#### GIVEN INFORMATION
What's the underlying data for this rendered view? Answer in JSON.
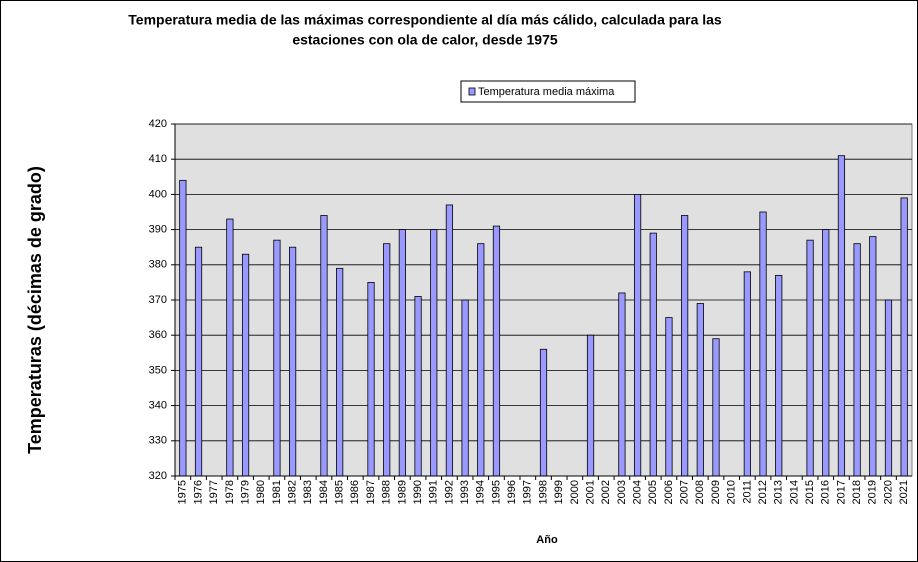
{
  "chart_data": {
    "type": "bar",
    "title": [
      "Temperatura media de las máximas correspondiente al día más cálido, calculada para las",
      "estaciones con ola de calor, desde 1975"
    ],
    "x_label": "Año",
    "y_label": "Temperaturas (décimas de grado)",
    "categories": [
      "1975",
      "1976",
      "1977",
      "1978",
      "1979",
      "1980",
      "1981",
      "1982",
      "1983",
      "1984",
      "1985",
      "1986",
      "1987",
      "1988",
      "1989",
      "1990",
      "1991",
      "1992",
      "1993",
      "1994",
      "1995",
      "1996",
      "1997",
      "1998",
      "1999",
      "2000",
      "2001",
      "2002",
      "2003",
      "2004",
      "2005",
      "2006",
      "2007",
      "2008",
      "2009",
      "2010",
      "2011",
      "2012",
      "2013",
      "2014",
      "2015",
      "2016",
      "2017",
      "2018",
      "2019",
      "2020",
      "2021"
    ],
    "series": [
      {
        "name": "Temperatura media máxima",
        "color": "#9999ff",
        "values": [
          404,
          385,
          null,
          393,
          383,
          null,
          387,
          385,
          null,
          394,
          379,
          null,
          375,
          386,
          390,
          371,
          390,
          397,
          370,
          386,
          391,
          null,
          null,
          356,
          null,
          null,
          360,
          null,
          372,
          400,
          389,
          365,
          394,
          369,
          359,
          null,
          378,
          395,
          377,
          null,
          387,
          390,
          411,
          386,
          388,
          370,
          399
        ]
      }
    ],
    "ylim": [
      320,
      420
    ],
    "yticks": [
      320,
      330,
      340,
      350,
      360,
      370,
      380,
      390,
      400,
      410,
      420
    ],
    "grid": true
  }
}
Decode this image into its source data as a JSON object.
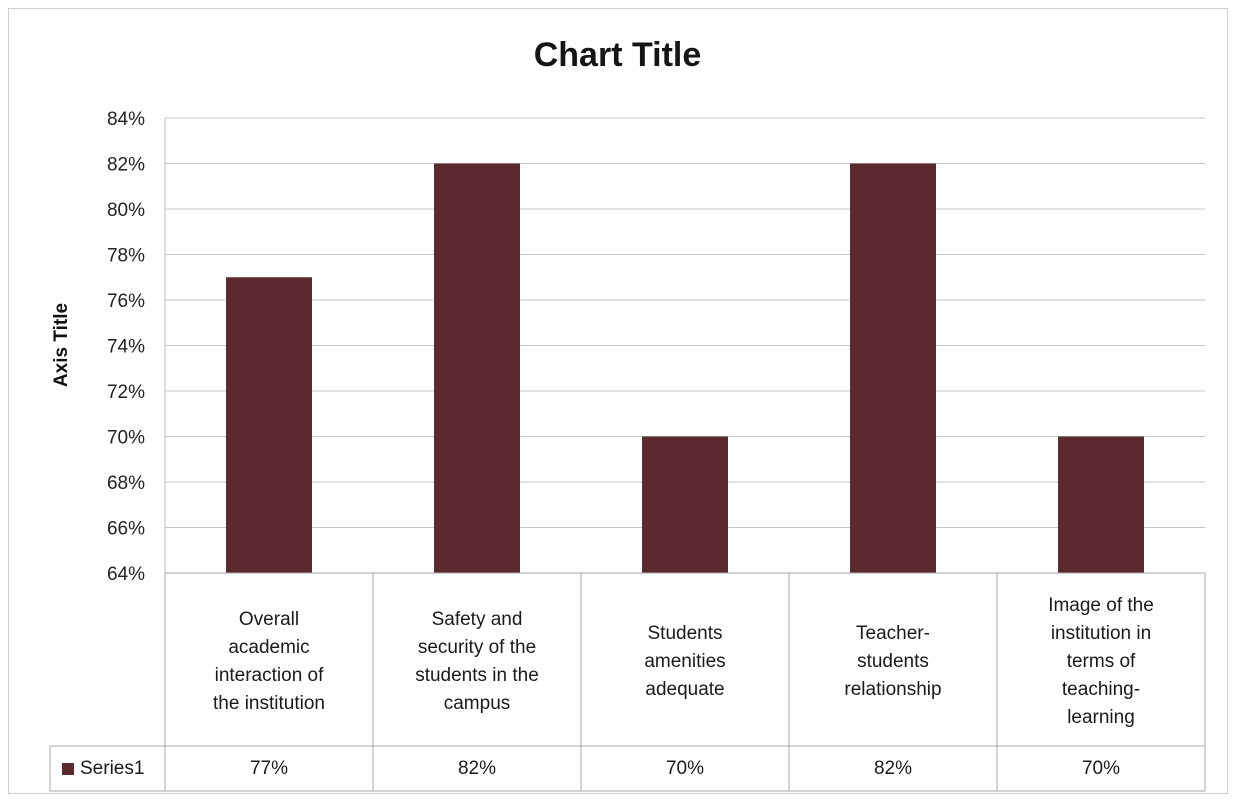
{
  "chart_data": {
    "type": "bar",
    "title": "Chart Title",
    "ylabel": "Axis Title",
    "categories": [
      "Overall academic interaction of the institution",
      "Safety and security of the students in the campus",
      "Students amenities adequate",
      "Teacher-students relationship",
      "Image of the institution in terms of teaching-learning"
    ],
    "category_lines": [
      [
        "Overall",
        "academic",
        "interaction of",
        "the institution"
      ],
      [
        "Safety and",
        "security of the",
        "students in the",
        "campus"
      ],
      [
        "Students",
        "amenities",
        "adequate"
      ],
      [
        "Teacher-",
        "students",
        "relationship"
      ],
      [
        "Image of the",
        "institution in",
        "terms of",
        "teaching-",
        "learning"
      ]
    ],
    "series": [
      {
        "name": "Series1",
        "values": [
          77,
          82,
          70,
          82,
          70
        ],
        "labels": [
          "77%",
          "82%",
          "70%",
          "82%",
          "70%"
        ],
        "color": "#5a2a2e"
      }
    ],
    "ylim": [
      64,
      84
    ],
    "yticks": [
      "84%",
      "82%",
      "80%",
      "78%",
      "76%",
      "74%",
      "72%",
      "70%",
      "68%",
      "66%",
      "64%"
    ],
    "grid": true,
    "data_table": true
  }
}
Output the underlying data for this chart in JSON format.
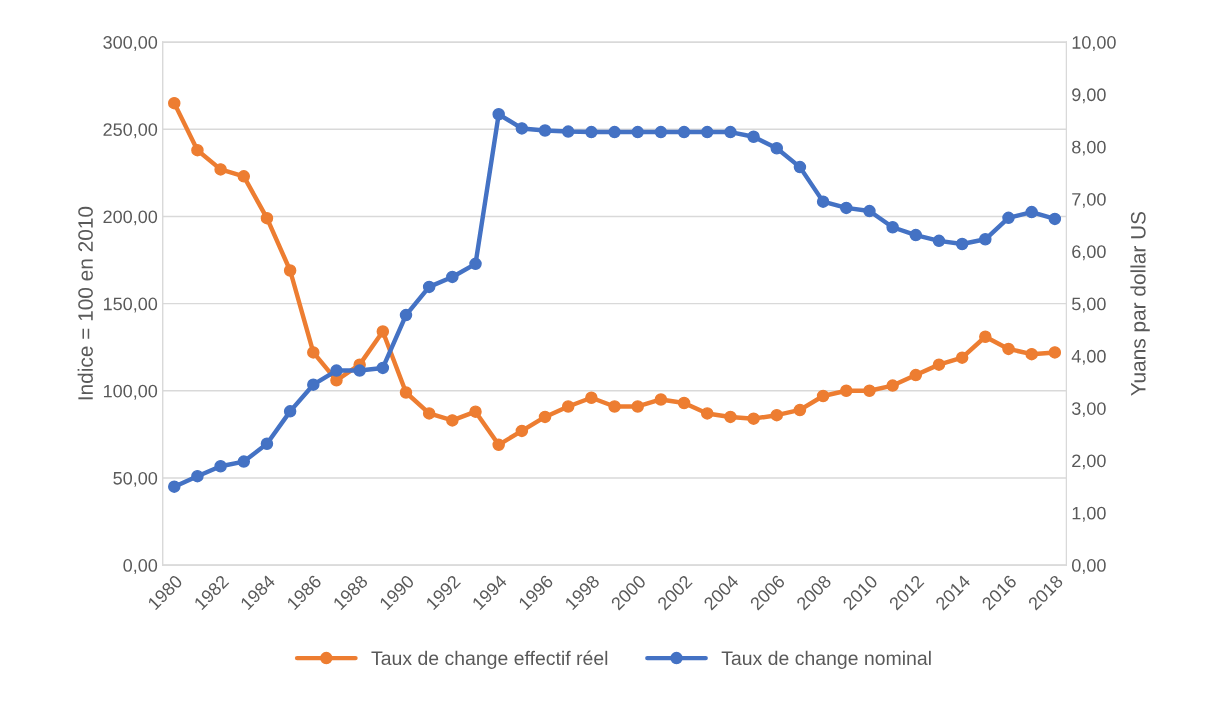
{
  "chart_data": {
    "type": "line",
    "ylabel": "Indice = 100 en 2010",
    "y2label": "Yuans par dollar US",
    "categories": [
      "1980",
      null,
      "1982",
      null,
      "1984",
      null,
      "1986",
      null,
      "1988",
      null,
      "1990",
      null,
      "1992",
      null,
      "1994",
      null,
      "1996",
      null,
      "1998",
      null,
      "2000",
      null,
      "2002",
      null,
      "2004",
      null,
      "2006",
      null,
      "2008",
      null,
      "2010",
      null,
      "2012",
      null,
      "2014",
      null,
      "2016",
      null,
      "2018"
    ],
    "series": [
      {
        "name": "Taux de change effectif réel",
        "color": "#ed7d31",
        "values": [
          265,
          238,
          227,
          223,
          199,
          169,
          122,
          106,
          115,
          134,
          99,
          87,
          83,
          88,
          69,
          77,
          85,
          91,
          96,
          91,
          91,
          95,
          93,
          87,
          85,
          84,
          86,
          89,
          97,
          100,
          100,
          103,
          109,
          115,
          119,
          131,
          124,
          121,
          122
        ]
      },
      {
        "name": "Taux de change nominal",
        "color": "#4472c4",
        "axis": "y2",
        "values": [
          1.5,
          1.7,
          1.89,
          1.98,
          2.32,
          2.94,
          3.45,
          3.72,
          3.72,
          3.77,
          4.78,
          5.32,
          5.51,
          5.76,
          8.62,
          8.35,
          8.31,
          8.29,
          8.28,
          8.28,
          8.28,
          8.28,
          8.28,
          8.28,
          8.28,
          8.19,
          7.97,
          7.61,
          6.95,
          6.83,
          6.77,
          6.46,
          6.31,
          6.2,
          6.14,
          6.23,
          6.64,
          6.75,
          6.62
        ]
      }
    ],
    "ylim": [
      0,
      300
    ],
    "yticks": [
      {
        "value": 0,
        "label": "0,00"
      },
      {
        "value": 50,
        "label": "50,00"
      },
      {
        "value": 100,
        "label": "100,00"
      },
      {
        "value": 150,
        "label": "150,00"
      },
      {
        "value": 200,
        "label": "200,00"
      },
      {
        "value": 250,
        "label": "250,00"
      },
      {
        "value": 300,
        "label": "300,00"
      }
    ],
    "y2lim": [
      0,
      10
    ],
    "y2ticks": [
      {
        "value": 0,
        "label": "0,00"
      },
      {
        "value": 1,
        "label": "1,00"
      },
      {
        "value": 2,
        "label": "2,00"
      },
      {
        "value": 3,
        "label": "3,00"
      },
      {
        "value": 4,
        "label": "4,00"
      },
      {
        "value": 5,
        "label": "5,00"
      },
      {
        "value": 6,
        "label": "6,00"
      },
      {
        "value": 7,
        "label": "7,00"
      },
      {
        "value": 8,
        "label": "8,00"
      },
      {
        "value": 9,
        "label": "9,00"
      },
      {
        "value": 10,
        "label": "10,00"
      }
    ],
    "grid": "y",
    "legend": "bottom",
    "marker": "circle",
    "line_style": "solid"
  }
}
...
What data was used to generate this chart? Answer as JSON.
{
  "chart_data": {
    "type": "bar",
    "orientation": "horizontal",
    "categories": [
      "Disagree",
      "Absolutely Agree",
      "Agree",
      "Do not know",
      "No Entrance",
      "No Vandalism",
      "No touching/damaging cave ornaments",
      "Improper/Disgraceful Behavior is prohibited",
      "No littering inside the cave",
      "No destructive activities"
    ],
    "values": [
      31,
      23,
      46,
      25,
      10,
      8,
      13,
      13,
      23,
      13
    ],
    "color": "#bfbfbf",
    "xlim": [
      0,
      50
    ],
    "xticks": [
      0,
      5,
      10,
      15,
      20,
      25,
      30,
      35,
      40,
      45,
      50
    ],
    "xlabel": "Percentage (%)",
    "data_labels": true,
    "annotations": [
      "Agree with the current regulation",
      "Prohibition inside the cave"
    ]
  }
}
---
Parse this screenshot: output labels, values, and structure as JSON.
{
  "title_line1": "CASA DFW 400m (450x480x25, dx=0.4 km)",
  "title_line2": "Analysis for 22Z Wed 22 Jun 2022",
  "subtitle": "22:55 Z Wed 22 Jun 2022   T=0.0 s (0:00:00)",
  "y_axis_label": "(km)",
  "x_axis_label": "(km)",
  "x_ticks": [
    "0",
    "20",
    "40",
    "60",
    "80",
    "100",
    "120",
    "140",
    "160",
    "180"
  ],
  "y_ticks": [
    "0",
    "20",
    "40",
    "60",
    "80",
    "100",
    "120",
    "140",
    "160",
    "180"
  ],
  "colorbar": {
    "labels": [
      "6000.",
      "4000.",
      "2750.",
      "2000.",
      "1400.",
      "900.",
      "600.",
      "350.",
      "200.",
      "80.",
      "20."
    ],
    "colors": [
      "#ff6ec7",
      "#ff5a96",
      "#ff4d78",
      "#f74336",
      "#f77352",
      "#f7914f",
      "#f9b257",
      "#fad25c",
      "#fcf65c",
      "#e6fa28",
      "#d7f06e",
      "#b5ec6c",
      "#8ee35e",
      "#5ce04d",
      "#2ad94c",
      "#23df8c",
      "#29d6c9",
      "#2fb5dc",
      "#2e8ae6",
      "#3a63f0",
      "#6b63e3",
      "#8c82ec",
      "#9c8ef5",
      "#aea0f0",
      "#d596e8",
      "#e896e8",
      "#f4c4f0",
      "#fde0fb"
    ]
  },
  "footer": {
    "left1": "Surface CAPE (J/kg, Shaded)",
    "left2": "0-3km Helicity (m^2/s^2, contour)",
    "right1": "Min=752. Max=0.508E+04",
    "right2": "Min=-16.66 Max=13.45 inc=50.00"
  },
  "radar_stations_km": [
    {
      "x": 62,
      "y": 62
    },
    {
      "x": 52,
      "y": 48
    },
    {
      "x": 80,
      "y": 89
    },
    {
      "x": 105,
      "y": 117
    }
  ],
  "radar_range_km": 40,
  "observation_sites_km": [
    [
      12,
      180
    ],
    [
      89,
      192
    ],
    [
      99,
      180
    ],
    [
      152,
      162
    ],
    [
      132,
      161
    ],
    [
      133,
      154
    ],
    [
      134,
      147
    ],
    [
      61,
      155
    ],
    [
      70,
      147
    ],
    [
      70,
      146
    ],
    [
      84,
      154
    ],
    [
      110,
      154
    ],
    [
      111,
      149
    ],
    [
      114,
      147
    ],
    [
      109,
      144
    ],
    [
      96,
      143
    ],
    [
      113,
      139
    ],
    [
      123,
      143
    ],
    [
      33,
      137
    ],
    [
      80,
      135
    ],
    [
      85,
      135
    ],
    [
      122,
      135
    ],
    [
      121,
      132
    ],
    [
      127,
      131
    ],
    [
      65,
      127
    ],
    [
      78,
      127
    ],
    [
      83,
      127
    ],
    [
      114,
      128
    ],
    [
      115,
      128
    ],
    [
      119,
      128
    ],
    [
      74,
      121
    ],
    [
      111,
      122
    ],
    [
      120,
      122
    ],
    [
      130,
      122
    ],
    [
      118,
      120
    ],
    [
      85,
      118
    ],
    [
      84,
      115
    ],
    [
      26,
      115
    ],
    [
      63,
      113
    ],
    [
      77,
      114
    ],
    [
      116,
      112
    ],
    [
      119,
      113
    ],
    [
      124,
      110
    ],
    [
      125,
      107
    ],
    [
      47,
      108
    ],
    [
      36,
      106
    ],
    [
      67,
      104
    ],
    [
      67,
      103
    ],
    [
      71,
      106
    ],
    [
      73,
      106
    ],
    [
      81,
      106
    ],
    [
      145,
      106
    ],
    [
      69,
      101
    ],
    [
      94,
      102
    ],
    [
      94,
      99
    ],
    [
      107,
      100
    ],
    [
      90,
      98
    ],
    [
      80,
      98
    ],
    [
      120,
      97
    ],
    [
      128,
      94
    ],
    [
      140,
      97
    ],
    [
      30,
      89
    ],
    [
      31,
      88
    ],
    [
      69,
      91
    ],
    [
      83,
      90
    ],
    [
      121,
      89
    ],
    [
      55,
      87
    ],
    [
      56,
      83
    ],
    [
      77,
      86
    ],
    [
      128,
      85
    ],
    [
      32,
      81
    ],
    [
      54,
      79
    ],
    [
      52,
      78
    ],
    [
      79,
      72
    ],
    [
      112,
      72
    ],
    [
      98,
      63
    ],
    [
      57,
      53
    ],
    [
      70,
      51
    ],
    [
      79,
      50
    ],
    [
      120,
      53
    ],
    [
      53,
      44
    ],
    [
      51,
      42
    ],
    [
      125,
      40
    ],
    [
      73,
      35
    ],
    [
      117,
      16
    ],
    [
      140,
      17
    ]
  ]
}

#### EXERCISE
List the lines of the material in which the word "teaching" occurs.

#### ANSWER TO THIS TASK
      "Image of the institution in terms of teaching-learning"
        "teaching-",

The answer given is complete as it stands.